◆ **Request**
Locate every line in the items below that contains the string "interactable", and copy each of those lines. Case counts when matching.

◆ **Dataset excerpts**
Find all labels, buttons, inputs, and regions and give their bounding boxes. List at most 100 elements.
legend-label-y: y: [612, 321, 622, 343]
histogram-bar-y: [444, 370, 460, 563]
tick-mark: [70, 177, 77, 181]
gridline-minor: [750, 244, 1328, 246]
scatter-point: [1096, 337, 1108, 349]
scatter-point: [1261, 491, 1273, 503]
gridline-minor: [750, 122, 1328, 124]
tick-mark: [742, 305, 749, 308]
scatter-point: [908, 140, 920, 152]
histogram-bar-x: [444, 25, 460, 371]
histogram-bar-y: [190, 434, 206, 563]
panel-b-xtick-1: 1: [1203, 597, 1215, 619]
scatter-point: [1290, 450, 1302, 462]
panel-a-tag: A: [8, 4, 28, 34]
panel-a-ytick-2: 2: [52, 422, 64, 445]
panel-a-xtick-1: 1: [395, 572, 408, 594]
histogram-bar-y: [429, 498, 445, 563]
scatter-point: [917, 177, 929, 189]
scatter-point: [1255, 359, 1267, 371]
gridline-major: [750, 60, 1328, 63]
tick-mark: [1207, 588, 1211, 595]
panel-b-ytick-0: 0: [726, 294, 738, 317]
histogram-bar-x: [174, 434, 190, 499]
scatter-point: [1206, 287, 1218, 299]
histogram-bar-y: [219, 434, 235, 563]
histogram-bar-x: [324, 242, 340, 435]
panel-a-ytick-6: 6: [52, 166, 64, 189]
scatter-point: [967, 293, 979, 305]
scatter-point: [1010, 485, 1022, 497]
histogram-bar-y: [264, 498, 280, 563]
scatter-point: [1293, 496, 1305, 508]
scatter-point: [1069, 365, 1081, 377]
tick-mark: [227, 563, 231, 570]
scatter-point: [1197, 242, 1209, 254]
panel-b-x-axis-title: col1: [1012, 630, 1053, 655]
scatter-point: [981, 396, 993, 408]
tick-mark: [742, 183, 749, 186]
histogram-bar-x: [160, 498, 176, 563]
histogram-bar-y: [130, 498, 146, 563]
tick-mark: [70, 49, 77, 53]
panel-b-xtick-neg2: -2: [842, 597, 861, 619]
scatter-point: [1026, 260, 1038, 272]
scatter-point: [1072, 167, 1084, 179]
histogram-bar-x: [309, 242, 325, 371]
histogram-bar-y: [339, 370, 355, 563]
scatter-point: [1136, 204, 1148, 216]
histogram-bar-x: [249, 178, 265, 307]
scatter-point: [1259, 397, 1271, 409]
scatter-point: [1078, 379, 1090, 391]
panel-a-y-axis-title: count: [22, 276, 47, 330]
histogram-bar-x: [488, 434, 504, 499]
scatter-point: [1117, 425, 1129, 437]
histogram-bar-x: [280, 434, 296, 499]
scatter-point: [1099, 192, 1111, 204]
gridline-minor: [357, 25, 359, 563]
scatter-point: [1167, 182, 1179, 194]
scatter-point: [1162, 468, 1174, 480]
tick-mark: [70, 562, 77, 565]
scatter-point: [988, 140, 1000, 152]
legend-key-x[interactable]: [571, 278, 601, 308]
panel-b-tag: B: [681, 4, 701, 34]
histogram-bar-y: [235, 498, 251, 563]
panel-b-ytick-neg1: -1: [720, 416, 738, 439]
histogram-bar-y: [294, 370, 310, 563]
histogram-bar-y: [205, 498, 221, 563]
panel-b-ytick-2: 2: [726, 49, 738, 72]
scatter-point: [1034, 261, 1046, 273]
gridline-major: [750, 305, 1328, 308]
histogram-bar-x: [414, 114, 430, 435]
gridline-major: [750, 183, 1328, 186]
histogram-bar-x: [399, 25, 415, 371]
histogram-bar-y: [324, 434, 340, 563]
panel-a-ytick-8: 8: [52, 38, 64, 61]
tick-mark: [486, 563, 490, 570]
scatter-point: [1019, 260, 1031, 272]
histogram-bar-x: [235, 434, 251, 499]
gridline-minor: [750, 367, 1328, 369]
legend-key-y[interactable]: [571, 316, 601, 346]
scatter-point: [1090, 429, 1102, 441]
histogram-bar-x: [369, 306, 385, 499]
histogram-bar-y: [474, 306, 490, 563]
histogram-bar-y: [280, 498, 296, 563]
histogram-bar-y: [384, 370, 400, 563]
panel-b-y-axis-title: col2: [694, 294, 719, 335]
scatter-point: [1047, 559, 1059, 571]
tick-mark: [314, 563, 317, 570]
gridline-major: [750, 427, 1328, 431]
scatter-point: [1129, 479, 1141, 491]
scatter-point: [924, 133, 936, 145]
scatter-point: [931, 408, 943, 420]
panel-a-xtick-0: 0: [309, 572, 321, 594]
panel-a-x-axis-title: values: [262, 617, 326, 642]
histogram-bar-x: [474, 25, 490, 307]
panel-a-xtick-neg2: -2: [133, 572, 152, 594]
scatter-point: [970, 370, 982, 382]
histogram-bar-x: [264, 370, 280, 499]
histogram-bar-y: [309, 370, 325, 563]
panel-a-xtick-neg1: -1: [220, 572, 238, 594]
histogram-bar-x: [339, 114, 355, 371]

◆ **Written reply**
legend-key-x[interactable]: [571, 278, 601, 308]
legend-key-y[interactable]: [571, 316, 601, 346]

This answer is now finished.